======== INFORMATION PROVIDED

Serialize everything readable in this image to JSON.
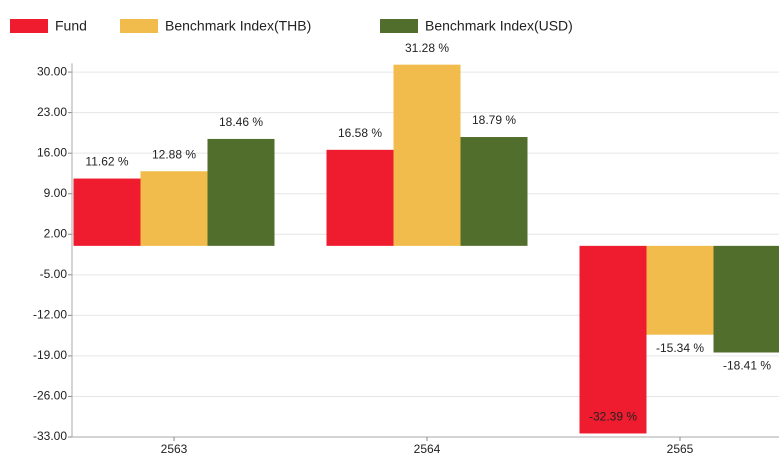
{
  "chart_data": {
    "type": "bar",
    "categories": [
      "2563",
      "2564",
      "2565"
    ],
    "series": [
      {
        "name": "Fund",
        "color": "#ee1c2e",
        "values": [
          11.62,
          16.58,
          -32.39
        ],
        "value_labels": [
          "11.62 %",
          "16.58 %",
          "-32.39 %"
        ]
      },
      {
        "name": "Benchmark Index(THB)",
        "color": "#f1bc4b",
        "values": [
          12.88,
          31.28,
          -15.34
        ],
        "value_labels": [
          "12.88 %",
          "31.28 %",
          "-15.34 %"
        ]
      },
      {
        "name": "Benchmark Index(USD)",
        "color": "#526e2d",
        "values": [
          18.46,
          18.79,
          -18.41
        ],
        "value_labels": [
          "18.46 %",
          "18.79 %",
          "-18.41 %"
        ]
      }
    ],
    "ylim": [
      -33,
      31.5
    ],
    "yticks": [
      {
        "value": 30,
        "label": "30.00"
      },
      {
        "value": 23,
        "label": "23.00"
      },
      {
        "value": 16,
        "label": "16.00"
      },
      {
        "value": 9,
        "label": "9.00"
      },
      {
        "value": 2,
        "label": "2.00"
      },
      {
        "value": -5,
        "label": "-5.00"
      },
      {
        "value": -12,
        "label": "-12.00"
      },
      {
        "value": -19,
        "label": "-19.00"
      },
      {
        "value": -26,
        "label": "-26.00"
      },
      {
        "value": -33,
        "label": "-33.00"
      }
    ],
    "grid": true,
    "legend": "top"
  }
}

================

* _DIRECTION_: Quote the records in their entirety, keeping the wording exact and excluding pictures.

* _OUTPUT OF THE EXERCISE_:
Serialize everything readable in this image to JSON.
{
  "chart_data": {
    "type": "bar",
    "categories": [
      "2563",
      "2564",
      "2565"
    ],
    "series": [
      {
        "name": "Fund",
        "color": "#ee1c2e",
        "values": [
          11.62,
          16.58,
          -32.39
        ],
        "value_labels": [
          "11.62 %",
          "16.58 %",
          "-32.39 %"
        ]
      },
      {
        "name": "Benchmark Index(THB)",
        "color": "#f1bc4b",
        "values": [
          12.88,
          31.28,
          -15.34
        ],
        "value_labels": [
          "12.88 %",
          "31.28 %",
          "-15.34 %"
        ]
      },
      {
        "name": "Benchmark Index(USD)",
        "color": "#526e2d",
        "values": [
          18.46,
          18.79,
          -18.41
        ],
        "value_labels": [
          "18.46 %",
          "18.79 %",
          "-18.41 %"
        ]
      }
    ],
    "ylim": [
      -33,
      31.5
    ],
    "yticks": [
      {
        "value": 30,
        "label": "30.00"
      },
      {
        "value": 23,
        "label": "23.00"
      },
      {
        "value": 16,
        "label": "16.00"
      },
      {
        "value": 9,
        "label": "9.00"
      },
      {
        "value": 2,
        "label": "2.00"
      },
      {
        "value": -5,
        "label": "-5.00"
      },
      {
        "value": -12,
        "label": "-12.00"
      },
      {
        "value": -19,
        "label": "-19.00"
      },
      {
        "value": -26,
        "label": "-26.00"
      },
      {
        "value": -33,
        "label": "-33.00"
      }
    ],
    "grid": true,
    "legend": "top"
  }
}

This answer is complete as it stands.